Here are records with pictures in them. Copy all of them exactly and leave the pictures out.

━━ DATASET RECORDS

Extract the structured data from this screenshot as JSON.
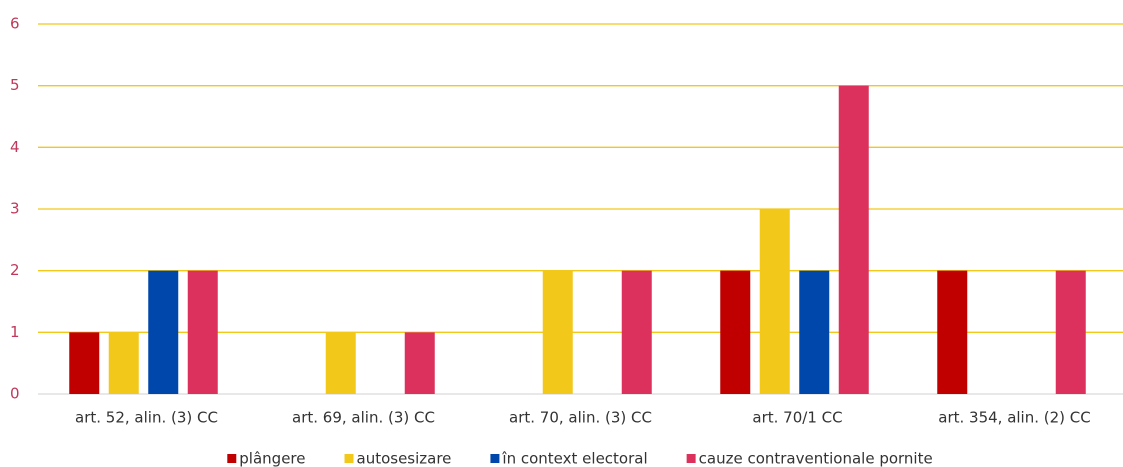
{
  "chart_data": {
    "type": "bar",
    "categories": [
      "art. 52, alin. (3) CC",
      "art. 69, alin. (3) CC",
      "art. 70, alin. (3) CC",
      "art. 70/1 CC",
      "art. 354, alin. (2) CC"
    ],
    "series": [
      {
        "name": "plângere",
        "color": "#c00000",
        "values": [
          1,
          0,
          0,
          2,
          2
        ]
      },
      {
        "name": "autosesizare",
        "color": "#f2c81b",
        "values": [
          1,
          1,
          2,
          3,
          0
        ]
      },
      {
        "name": "în context electoral",
        "color": "#0047ab",
        "values": [
          2,
          0,
          0,
          2,
          0
        ]
      },
      {
        "name": "cauze contraventionale pornite",
        "color": "#dc315c",
        "values": [
          2,
          1,
          2,
          5,
          2
        ]
      }
    ],
    "ylim": [
      0,
      6
    ],
    "yticks": [
      0,
      1,
      2,
      3,
      4,
      5,
      6
    ],
    "grid": true,
    "grid_color": "#f2c81b",
    "legend": "bottom"
  }
}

━━━━

» CORRECT ANSWER:
Extract the structured data from this screenshot as JSON.
{
  "chart_data": {
    "type": "bar",
    "categories": [
      "art. 52, alin. (3) CC",
      "art. 69, alin. (3) CC",
      "art. 70, alin. (3) CC",
      "art. 70/1 CC",
      "art. 354, alin. (2) CC"
    ],
    "series": [
      {
        "name": "plângere",
        "color": "#c00000",
        "values": [
          1,
          0,
          0,
          2,
          2
        ]
      },
      {
        "name": "autosesizare",
        "color": "#f2c81b",
        "values": [
          1,
          1,
          2,
          3,
          0
        ]
      },
      {
        "name": "în context electoral",
        "color": "#0047ab",
        "values": [
          2,
          0,
          0,
          2,
          0
        ]
      },
      {
        "name": "cauze contraventionale pornite",
        "color": "#dc315c",
        "values": [
          2,
          1,
          2,
          5,
          2
        ]
      }
    ],
    "ylim": [
      0,
      6
    ],
    "yticks": [
      0,
      1,
      2,
      3,
      4,
      5,
      6
    ],
    "grid": true,
    "grid_color": "#f2c81b",
    "legend": "bottom"
  }
}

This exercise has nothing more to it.